__What to do__. Rewrite the lines below as a numbered list, from the first line through the line that contains "66, 138, 183]", leaving out any blank lines.

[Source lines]
======
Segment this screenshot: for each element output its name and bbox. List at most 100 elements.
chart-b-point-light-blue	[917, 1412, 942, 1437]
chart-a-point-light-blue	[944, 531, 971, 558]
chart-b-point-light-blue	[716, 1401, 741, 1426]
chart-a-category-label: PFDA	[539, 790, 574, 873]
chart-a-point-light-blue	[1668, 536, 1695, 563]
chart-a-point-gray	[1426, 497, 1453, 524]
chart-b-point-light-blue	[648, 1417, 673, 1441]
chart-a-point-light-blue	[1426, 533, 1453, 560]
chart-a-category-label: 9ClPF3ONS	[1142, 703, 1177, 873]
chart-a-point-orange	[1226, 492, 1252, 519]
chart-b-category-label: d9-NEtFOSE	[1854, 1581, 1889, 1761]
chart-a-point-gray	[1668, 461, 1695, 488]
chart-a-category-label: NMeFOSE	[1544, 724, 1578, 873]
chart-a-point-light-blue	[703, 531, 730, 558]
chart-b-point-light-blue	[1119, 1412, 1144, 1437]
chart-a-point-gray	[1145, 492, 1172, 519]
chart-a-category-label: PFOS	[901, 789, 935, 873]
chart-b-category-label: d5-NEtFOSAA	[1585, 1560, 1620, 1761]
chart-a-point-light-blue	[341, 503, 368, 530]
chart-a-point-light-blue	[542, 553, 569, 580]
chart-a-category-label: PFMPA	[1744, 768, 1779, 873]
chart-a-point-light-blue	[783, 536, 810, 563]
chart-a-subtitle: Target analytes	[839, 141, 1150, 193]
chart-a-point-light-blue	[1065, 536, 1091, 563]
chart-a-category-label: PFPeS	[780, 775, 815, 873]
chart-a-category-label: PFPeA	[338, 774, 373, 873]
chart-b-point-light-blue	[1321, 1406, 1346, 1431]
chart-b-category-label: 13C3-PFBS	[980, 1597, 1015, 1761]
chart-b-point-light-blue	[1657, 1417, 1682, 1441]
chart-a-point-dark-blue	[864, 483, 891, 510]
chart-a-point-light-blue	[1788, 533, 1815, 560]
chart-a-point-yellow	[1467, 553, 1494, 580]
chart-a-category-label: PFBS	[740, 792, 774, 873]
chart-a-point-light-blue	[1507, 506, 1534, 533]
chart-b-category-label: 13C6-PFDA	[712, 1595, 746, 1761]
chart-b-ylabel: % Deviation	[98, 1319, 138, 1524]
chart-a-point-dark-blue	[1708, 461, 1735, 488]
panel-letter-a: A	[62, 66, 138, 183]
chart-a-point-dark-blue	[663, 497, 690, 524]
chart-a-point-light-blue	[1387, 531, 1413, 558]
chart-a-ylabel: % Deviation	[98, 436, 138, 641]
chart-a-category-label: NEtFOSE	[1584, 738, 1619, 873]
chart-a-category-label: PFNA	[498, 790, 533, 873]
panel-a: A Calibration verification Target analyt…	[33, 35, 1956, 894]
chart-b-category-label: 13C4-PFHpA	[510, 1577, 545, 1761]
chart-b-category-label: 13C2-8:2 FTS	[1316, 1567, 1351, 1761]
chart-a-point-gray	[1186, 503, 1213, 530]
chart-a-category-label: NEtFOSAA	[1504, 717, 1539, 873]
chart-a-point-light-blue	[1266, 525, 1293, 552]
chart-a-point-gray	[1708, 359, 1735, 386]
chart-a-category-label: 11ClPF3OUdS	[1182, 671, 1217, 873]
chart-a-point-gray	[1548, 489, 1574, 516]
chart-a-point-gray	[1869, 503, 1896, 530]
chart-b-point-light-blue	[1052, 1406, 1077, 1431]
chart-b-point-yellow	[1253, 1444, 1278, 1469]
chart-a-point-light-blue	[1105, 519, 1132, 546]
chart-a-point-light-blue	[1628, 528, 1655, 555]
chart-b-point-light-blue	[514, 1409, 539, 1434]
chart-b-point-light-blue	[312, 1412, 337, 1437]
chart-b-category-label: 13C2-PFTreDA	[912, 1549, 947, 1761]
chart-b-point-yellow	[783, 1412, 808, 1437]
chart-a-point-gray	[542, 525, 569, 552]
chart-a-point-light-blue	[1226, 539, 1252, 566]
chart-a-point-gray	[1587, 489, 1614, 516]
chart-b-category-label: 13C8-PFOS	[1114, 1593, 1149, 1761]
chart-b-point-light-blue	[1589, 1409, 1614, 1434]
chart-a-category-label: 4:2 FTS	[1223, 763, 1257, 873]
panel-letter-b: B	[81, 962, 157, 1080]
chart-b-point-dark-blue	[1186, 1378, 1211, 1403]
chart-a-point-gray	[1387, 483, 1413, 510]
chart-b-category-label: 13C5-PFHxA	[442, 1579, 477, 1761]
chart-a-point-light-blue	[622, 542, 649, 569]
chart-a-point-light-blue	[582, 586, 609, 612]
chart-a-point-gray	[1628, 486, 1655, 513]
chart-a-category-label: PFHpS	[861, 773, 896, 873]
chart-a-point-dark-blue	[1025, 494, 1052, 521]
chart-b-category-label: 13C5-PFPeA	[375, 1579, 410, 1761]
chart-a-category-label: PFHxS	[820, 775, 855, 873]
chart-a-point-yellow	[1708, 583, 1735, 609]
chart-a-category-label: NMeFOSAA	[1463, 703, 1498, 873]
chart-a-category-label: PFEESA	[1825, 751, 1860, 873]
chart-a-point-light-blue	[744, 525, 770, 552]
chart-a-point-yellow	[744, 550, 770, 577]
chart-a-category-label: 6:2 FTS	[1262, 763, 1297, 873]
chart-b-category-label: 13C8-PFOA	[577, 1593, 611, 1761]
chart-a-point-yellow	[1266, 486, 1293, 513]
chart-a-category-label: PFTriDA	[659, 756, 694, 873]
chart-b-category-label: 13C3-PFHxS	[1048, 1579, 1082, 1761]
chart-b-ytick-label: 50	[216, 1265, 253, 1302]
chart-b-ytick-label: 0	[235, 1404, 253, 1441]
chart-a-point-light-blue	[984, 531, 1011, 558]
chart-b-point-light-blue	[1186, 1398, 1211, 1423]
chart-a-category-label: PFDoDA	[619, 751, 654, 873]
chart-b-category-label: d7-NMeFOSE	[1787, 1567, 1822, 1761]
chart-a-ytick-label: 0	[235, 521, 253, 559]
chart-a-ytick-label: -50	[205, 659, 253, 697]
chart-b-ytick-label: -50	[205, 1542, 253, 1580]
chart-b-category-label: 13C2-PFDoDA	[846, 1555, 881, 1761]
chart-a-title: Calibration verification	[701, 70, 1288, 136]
======
__Answer to this task__.
1. Segment this screenshot: for each element output its name and bbox. List at most 100 elements.
2. chart-b-point-light-blue	[917, 1412, 942, 1437]
3. chart-a-point-light-blue	[944, 531, 971, 558]
4. chart-b-point-light-blue	[716, 1401, 741, 1426]
5. chart-a-category-label: PFDA	[539, 790, 574, 873]
6. chart-a-point-light-blue	[1668, 536, 1695, 563]
7. chart-a-point-gray	[1426, 497, 1453, 524]
8. chart-b-point-light-blue	[648, 1417, 673, 1441]
9. chart-a-point-light-blue	[1426, 533, 1453, 560]
10. chart-a-category-label: 9ClPF3ONS	[1142, 703, 1177, 873]
11. chart-a-point-orange	[1226, 492, 1252, 519]
12. chart-b-category-label: d9-NEtFOSE	[1854, 1581, 1889, 1761]
13. chart-a-point-gray	[1668, 461, 1695, 488]
14. chart-a-category-label: NMeFOSE	[1544, 724, 1578, 873]
15. chart-a-point-light-blue	[703, 531, 730, 558]
16. chart-b-point-light-blue	[1119, 1412, 1144, 1437]
17. chart-a-point-gray	[1145, 492, 1172, 519]
18. chart-a-category-label: PFOS	[901, 789, 935, 873]
19. chart-b-category-label: d5-NEtFOSAA	[1585, 1560, 1620, 1761]
20. chart-a-point-light-blue	[341, 503, 368, 530]
21. chart-a-point-light-blue	[542, 553, 569, 580]
22. chart-a-category-label: PFMPA	[1744, 768, 1779, 873]
23. chart-a-point-light-blue	[783, 536, 810, 563]
24. chart-a-subtitle: Target analytes	[839, 141, 1150, 193]
25. chart-a-point-light-blue	[1065, 536, 1091, 563]
26. chart-a-category-label: PFPeS	[780, 775, 815, 873]
27. chart-a-category-label: PFPeA	[338, 774, 373, 873]
28. chart-b-point-light-blue	[1321, 1406, 1346, 1431]
29. chart-b-category-label: 13C3-PFBS	[980, 1597, 1015, 1761]
30. chart-b-point-light-blue	[1657, 1417, 1682, 1441]
31. chart-a-point-dark-blue	[864, 483, 891, 510]
32. chart-a-point-light-blue	[1788, 533, 1815, 560]
33. chart-a-point-yellow	[1467, 553, 1494, 580]
34. chart-a-category-label: PFBS	[740, 792, 774, 873]
35. chart-a-point-light-blue	[1507, 506, 1534, 533]
36. chart-b-category-label: 13C6-PFDA	[712, 1595, 746, 1761]
37. chart-b-ylabel: % Deviation	[98, 1319, 138, 1524]
38. chart-a-point-dark-blue	[1708, 461, 1735, 488]
39. panel-letter-a: A	[62, 66, 138, 183]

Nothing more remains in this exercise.